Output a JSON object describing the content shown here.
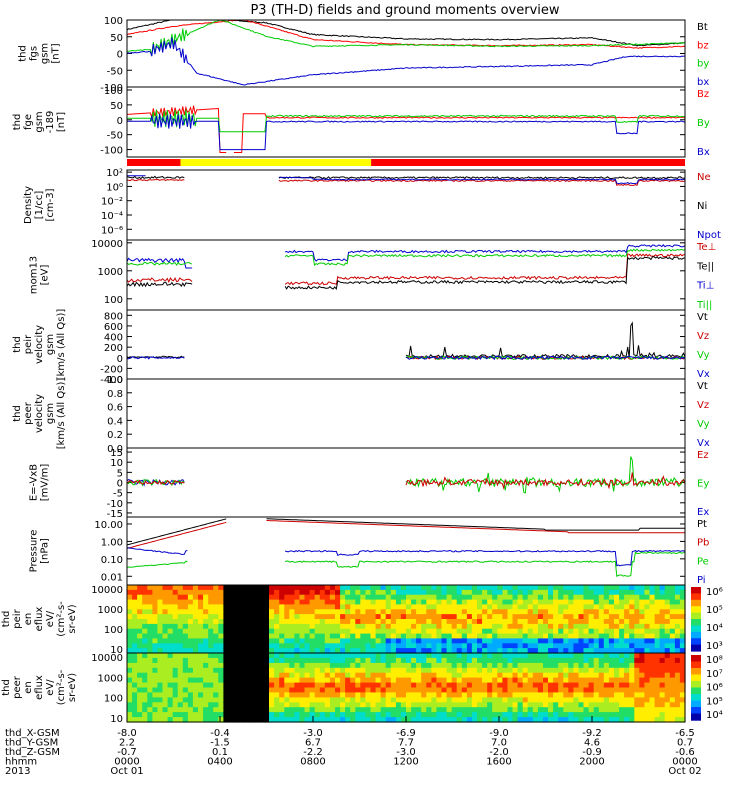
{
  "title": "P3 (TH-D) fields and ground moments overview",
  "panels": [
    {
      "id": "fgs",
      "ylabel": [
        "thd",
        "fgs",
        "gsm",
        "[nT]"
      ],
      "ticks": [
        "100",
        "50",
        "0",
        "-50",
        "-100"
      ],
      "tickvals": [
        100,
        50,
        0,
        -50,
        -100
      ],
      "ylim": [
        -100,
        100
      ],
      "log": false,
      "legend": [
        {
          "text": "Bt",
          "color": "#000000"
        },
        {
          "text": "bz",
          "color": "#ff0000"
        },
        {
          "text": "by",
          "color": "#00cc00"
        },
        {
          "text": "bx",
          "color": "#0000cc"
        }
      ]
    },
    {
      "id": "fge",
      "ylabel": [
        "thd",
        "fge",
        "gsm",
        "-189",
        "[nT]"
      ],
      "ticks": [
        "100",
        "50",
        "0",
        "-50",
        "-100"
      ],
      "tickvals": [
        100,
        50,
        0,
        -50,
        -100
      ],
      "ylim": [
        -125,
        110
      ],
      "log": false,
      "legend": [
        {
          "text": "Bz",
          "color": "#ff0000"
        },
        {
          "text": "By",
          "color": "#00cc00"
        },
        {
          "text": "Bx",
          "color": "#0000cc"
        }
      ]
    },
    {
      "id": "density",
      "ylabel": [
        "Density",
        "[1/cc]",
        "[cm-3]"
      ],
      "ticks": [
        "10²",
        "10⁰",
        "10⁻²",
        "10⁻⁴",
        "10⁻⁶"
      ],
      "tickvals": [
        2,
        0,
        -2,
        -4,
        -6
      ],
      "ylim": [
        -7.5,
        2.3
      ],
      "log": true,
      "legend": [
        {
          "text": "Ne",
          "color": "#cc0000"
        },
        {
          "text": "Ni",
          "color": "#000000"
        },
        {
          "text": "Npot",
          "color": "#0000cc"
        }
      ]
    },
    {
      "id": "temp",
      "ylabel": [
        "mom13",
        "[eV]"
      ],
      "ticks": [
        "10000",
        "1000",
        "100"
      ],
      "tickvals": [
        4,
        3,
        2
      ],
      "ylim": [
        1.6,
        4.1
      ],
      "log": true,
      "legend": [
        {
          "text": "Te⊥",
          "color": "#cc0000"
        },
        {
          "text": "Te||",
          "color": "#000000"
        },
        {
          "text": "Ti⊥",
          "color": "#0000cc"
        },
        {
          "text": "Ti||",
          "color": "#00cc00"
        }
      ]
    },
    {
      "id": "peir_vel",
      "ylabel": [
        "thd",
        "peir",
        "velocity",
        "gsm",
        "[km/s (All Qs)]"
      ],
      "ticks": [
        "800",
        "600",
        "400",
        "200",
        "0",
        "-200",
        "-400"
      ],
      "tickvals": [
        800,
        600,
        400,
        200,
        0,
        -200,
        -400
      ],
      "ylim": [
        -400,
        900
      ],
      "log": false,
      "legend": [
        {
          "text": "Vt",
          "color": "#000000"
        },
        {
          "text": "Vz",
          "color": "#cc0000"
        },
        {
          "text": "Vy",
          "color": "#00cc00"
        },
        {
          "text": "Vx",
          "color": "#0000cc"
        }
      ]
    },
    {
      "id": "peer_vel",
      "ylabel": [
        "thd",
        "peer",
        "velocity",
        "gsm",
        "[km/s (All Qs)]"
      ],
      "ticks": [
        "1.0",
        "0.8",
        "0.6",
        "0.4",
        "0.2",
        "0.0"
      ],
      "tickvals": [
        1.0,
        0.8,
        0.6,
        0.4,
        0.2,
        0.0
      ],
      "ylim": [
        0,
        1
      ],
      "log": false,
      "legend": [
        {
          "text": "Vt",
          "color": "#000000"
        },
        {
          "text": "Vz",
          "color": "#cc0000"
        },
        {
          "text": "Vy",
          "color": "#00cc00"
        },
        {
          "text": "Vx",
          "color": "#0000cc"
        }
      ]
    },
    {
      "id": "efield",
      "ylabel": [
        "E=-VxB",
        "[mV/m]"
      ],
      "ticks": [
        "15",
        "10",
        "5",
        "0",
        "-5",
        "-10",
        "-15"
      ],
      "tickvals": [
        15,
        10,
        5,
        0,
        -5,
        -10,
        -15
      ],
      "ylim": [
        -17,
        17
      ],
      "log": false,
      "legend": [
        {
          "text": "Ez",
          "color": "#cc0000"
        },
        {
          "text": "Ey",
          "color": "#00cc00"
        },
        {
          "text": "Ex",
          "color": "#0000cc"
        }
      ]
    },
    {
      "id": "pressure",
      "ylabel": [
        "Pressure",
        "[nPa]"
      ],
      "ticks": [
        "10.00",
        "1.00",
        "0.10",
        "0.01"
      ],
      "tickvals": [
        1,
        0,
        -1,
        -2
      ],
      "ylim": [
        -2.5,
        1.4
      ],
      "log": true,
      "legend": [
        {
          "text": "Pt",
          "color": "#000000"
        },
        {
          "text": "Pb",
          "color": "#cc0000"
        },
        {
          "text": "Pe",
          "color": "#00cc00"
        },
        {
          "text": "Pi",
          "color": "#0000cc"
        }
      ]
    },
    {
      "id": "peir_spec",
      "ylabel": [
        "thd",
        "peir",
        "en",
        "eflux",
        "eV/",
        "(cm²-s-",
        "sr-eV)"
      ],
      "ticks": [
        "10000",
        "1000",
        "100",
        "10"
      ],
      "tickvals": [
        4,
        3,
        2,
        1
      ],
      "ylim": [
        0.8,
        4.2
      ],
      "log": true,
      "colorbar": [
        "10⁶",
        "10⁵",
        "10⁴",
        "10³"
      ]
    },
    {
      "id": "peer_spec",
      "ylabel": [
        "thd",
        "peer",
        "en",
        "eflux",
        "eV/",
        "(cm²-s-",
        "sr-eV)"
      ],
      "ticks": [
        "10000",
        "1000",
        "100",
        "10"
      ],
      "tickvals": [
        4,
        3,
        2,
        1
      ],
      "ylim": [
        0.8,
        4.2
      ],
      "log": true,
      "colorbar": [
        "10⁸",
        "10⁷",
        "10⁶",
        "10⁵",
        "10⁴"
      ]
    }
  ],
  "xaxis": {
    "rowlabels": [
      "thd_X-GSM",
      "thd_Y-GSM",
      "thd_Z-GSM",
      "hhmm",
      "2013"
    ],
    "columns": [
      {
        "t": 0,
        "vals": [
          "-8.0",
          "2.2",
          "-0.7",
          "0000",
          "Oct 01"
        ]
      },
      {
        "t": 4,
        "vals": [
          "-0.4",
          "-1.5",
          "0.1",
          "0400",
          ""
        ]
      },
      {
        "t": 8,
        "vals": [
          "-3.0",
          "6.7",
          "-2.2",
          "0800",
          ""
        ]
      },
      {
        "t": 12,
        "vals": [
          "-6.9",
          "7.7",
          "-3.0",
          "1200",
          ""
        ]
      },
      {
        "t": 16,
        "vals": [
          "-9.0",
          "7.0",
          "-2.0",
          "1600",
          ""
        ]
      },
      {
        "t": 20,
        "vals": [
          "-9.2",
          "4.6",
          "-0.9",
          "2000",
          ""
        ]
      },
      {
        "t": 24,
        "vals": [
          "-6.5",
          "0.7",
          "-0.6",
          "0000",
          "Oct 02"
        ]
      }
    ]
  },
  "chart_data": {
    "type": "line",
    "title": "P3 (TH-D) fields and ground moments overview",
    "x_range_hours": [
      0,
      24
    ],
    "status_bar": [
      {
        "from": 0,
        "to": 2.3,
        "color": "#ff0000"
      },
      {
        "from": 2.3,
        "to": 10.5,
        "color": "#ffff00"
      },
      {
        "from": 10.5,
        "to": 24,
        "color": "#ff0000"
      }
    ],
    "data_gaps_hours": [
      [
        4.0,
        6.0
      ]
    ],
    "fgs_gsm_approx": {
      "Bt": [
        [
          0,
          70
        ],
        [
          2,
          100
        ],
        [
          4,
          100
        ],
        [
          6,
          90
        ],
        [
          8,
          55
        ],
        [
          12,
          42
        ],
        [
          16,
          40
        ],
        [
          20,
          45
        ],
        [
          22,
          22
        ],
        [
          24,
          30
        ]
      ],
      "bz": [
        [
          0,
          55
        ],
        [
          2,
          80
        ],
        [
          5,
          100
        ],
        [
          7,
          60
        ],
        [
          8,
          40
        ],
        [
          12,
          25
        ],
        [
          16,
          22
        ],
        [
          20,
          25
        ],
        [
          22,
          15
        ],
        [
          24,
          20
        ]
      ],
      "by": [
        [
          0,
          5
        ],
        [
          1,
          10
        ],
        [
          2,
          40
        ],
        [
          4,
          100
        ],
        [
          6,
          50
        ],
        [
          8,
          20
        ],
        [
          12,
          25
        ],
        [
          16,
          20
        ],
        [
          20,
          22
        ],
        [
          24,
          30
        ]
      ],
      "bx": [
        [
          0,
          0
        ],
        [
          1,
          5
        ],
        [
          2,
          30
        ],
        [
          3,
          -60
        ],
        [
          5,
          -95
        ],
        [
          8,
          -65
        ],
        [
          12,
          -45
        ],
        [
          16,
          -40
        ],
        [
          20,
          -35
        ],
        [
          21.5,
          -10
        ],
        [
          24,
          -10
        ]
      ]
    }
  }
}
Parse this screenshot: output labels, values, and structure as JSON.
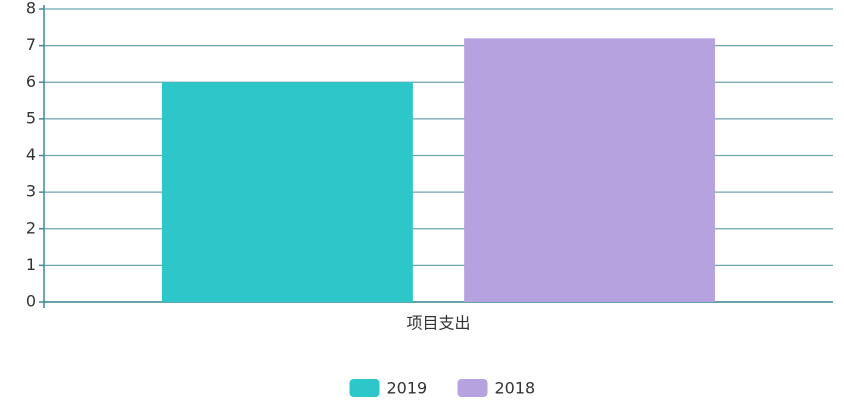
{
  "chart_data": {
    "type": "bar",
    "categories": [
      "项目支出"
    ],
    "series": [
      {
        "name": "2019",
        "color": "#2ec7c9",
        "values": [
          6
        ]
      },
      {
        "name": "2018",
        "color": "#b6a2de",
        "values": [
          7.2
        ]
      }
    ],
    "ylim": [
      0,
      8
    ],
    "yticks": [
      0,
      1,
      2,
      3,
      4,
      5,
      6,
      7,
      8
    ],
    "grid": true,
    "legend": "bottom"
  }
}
--------------------
Find every line that has "JSON" in it, then return those lines.

## Written answer
Output a JSON object describing the content shown here.
Parse this screenshot: output labels, values, and structure as JSON.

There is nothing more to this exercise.